ARTÍCULO:
>>>
MENSAJE DE SU SANTIDAD
PABLO VI
PARA LA CELEBRACIÓN
DE LA «JORNADA DE LA PAZ»
1º de enero de 1975
LA RECONCILIACIÓN,
CAMINO HACIA LA PAZ
A todos los hombres de buena voluntad.
He aquí nuestro Mensaje para el Año 1975.
Todos lo conocéis y no puede ser otro:
Hermanos, hagamos la paz.
Nuestro mensaje es muy sencillo,
pero tan serio y exigente a
la vez que pudiera parecer
ofensivo: ¿no existe ya la
paz? ¿qué más se puede
añadir a lo que ya se ha
hecho y se está haciendo en
favor de la paz? ¿La
historia de la humanidad no
está caminando, por sus
propios medios, hacia la paz
universal?
<<<
CONSIGNA: ¿Qué título lleva el mensaje de Pablo VI para la Jornada de la Paz de 1975?

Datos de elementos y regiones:
>>>
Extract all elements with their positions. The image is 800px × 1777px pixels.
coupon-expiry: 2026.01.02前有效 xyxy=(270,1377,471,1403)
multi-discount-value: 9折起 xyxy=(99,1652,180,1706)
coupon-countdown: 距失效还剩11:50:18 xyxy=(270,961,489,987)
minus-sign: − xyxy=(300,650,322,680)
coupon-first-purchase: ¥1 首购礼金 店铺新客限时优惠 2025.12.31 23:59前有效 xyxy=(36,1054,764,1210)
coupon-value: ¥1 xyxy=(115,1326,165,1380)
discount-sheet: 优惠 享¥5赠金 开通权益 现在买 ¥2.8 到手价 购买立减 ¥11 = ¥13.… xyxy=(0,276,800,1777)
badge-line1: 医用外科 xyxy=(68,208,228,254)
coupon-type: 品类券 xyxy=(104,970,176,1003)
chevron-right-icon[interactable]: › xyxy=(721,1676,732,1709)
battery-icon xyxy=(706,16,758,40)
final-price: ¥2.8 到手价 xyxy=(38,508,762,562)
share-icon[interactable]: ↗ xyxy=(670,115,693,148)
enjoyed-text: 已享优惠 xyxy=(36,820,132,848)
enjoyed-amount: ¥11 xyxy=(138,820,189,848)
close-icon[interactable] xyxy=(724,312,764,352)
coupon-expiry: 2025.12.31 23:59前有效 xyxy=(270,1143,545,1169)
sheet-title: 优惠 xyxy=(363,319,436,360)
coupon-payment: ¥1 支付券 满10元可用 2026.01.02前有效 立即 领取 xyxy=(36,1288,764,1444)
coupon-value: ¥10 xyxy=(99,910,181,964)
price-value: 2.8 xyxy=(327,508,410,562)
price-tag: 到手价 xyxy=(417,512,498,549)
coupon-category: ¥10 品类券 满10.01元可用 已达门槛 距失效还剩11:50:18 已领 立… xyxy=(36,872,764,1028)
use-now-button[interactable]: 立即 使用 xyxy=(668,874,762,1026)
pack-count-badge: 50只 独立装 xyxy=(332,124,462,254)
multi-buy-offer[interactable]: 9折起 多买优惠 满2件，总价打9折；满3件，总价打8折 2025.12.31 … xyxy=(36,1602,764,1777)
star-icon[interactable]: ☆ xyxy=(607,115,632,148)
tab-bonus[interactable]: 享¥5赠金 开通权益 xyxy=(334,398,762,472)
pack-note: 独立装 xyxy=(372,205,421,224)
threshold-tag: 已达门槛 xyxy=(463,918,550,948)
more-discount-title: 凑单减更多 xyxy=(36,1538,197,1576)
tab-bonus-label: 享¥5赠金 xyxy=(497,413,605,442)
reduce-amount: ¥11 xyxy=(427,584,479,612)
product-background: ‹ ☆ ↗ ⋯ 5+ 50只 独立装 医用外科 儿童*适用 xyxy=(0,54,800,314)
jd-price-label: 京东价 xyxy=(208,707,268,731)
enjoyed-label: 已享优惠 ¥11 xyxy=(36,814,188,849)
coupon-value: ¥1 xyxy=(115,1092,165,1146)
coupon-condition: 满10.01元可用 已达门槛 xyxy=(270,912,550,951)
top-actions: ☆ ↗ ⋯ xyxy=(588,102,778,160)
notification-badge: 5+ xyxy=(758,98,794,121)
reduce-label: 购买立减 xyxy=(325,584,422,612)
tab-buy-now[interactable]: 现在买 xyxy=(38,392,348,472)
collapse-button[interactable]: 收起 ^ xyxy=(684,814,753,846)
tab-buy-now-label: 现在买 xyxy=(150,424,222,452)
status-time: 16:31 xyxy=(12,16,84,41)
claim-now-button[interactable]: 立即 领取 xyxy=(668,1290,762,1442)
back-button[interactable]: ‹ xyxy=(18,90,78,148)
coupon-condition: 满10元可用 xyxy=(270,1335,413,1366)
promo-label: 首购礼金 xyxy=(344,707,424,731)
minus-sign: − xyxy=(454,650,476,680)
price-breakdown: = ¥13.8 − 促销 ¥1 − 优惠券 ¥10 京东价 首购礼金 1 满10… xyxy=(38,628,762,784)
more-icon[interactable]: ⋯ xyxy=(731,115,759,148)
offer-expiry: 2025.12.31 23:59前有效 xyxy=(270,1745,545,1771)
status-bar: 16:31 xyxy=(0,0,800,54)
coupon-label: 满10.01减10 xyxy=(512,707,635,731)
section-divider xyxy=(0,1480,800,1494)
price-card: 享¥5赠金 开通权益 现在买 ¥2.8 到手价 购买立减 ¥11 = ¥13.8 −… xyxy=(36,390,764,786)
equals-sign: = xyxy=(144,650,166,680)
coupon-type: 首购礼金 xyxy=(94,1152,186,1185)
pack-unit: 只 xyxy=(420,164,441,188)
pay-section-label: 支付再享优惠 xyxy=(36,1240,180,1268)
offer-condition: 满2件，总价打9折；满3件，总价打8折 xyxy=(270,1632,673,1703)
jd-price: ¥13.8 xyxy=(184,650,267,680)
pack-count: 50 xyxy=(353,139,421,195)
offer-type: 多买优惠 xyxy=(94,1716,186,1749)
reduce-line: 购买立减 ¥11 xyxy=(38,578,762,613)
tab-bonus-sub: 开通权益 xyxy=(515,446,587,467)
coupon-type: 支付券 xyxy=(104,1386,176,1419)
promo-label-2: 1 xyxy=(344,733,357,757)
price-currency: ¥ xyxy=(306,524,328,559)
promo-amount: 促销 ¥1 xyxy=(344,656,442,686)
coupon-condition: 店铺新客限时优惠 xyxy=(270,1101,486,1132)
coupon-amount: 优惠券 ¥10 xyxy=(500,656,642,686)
<<<
SOLUCIÓN PROPUESTA: La reconciliación, camino hacia la paz.